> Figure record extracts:
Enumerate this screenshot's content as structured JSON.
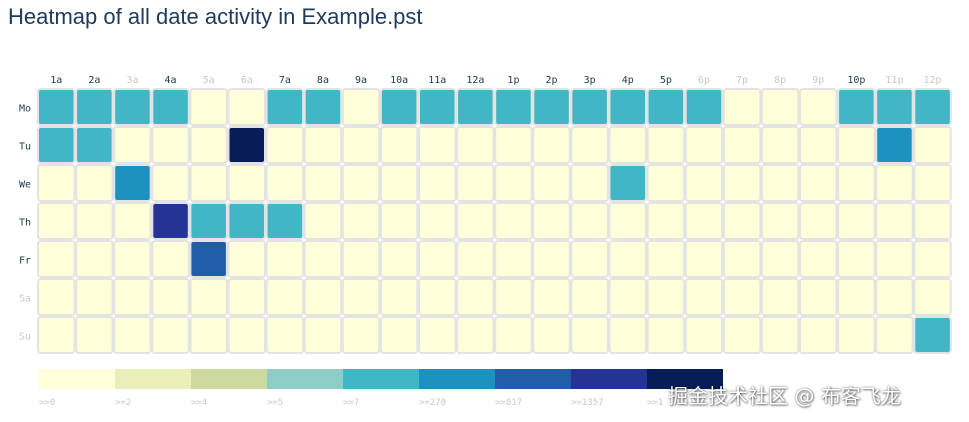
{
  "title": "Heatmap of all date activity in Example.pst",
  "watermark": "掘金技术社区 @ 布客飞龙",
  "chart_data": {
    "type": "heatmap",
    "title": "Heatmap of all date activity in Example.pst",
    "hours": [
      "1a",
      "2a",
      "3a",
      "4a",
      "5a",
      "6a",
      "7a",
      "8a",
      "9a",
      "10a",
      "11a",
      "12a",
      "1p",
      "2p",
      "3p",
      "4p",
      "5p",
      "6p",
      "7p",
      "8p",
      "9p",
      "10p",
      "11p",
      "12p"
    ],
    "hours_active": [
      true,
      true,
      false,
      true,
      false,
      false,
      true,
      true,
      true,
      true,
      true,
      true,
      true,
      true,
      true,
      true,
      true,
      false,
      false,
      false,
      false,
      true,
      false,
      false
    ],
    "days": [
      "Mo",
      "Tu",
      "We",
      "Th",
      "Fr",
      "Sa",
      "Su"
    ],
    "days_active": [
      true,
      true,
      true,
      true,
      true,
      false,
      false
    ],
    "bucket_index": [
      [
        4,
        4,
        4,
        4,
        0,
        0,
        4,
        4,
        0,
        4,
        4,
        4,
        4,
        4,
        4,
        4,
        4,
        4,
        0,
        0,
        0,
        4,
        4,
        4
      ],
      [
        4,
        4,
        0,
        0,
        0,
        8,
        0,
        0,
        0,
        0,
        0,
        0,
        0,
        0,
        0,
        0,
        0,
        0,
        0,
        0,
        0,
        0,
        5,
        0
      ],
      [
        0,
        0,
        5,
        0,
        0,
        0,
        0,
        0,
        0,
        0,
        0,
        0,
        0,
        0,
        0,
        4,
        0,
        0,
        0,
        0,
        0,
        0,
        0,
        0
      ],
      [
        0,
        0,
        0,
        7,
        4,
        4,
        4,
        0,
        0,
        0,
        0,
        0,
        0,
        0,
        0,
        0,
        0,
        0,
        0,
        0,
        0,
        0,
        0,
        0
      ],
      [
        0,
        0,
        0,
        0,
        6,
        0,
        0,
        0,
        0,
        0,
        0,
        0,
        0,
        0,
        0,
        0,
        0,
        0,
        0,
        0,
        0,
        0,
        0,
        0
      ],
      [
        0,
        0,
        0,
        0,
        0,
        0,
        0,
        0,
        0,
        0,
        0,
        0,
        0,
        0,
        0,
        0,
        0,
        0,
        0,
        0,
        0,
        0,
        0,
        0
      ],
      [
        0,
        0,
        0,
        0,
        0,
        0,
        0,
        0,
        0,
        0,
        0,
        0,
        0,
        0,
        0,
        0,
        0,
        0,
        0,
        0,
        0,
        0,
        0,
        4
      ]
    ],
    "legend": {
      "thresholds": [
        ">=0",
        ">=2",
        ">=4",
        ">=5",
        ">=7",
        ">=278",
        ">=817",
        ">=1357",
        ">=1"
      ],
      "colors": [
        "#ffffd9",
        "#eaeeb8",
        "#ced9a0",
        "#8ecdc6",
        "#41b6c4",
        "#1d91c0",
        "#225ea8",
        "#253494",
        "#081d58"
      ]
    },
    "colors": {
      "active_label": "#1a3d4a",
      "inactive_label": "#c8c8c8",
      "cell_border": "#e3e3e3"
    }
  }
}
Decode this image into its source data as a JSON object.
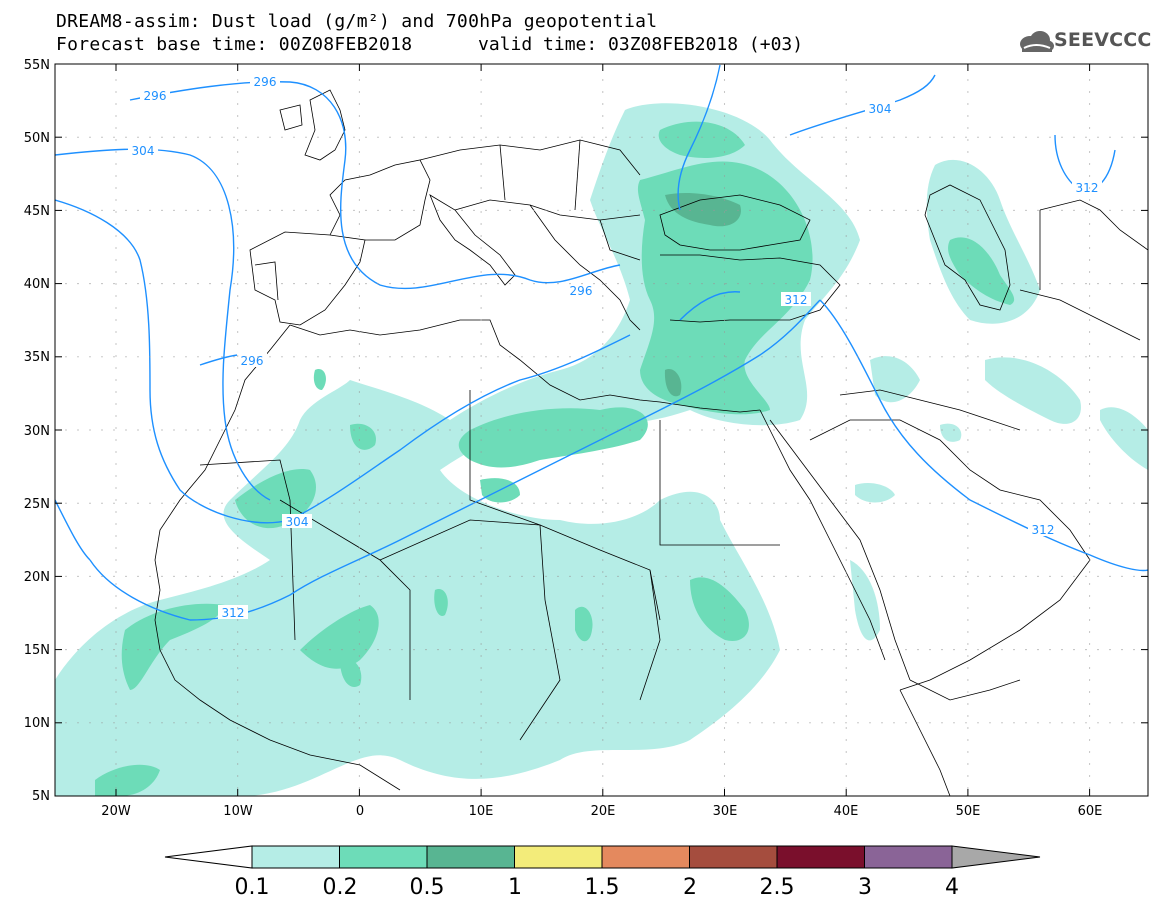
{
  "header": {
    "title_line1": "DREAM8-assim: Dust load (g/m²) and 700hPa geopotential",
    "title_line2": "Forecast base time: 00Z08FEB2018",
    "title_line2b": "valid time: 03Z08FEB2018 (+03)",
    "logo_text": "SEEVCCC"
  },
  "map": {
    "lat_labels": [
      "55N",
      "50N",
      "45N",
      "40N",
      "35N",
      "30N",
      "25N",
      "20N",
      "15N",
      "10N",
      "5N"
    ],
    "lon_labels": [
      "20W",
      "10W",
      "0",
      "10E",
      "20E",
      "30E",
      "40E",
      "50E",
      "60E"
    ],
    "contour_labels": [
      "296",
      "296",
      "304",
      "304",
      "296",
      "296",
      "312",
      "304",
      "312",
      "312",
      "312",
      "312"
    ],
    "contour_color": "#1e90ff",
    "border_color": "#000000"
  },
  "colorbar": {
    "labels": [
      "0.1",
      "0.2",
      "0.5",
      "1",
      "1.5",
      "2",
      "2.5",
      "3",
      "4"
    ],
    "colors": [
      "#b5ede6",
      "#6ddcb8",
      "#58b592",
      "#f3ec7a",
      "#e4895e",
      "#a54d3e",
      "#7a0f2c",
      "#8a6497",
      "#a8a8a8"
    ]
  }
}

> WHAT YOU ARE ASKED TO DO: None of the pictures should appear; repeat the records exactly otherwise.

> WORKED ANSWER:
Enumerate this screenshot's content as structured JSON.
{
  "title": "Heatmap of all date activity in Example.pst",
  "watermark": "掘金技术社区 @ 布客飞龙",
  "chart_data": {
    "type": "heatmap",
    "title": "Heatmap of all date activity in Example.pst",
    "hours": [
      "1a",
      "2a",
      "3a",
      "4a",
      "5a",
      "6a",
      "7a",
      "8a",
      "9a",
      "10a",
      "11a",
      "12a",
      "1p",
      "2p",
      "3p",
      "4p",
      "5p",
      "6p",
      "7p",
      "8p",
      "9p",
      "10p",
      "11p",
      "12p"
    ],
    "hours_active": [
      true,
      true,
      false,
      true,
      false,
      false,
      true,
      true,
      true,
      true,
      true,
      true,
      true,
      true,
      true,
      true,
      true,
      false,
      false,
      false,
      false,
      true,
      false,
      false
    ],
    "days": [
      "Mo",
      "Tu",
      "We",
      "Th",
      "Fr",
      "Sa",
      "Su"
    ],
    "days_active": [
      true,
      true,
      true,
      true,
      true,
      false,
      false
    ],
    "bucket_index": [
      [
        4,
        4,
        4,
        4,
        0,
        0,
        4,
        4,
        0,
        4,
        4,
        4,
        4,
        4,
        4,
        4,
        4,
        4,
        0,
        0,
        0,
        4,
        4,
        4
      ],
      [
        4,
        4,
        0,
        0,
        0,
        8,
        0,
        0,
        0,
        0,
        0,
        0,
        0,
        0,
        0,
        0,
        0,
        0,
        0,
        0,
        0,
        0,
        5,
        0
      ],
      [
        0,
        0,
        5,
        0,
        0,
        0,
        0,
        0,
        0,
        0,
        0,
        0,
        0,
        0,
        0,
        4,
        0,
        0,
        0,
        0,
        0,
        0,
        0,
        0
      ],
      [
        0,
        0,
        0,
        7,
        4,
        4,
        4,
        0,
        0,
        0,
        0,
        0,
        0,
        0,
        0,
        0,
        0,
        0,
        0,
        0,
        0,
        0,
        0,
        0
      ],
      [
        0,
        0,
        0,
        0,
        6,
        0,
        0,
        0,
        0,
        0,
        0,
        0,
        0,
        0,
        0,
        0,
        0,
        0,
        0,
        0,
        0,
        0,
        0,
        0
      ],
      [
        0,
        0,
        0,
        0,
        0,
        0,
        0,
        0,
        0,
        0,
        0,
        0,
        0,
        0,
        0,
        0,
        0,
        0,
        0,
        0,
        0,
        0,
        0,
        0
      ],
      [
        0,
        0,
        0,
        0,
        0,
        0,
        0,
        0,
        0,
        0,
        0,
        0,
        0,
        0,
        0,
        0,
        0,
        0,
        0,
        0,
        0,
        0,
        0,
        4
      ]
    ],
    "legend": {
      "thresholds": [
        ">=0",
        ">=2",
        ">=4",
        ">=5",
        ">=7",
        ">=278",
        ">=817",
        ">=1357",
        ">=1"
      ],
      "colors": [
        "#ffffd9",
        "#eaeeb8",
        "#ced9a0",
        "#8ecdc6",
        "#41b6c4",
        "#1d91c0",
        "#225ea8",
        "#253494",
        "#081d58"
      ]
    },
    "colors": {
      "active_label": "#1a3d4a",
      "inactive_label": "#c8c8c8",
      "cell_border": "#e3e3e3"
    }
  }
}
Decode this image into its source data as a JSON object.
{
  "header": {
    "title_line1": "DREAM8-assim: Dust load (g/m²) and 700hPa geopotential",
    "title_line2": "Forecast base time: 00Z08FEB2018",
    "title_line2b": "valid time: 03Z08FEB2018 (+03)",
    "logo_text": "SEEVCCC"
  },
  "map": {
    "lat_labels": [
      "55N",
      "50N",
      "45N",
      "40N",
      "35N",
      "30N",
      "25N",
      "20N",
      "15N",
      "10N",
      "5N"
    ],
    "lon_labels": [
      "20W",
      "10W",
      "0",
      "10E",
      "20E",
      "30E",
      "40E",
      "50E",
      "60E"
    ],
    "contour_labels": [
      "296",
      "296",
      "304",
      "304",
      "296",
      "296",
      "312",
      "304",
      "312",
      "312",
      "312",
      "312"
    ],
    "contour_color": "#1e90ff",
    "border_color": "#000000"
  },
  "colorbar": {
    "labels": [
      "0.1",
      "0.2",
      "0.5",
      "1",
      "1.5",
      "2",
      "2.5",
      "3",
      "4"
    ],
    "colors": [
      "#b5ede6",
      "#6ddcb8",
      "#58b592",
      "#f3ec7a",
      "#e4895e",
      "#a54d3e",
      "#7a0f2c",
      "#8a6497",
      "#a8a8a8"
    ]
  }
}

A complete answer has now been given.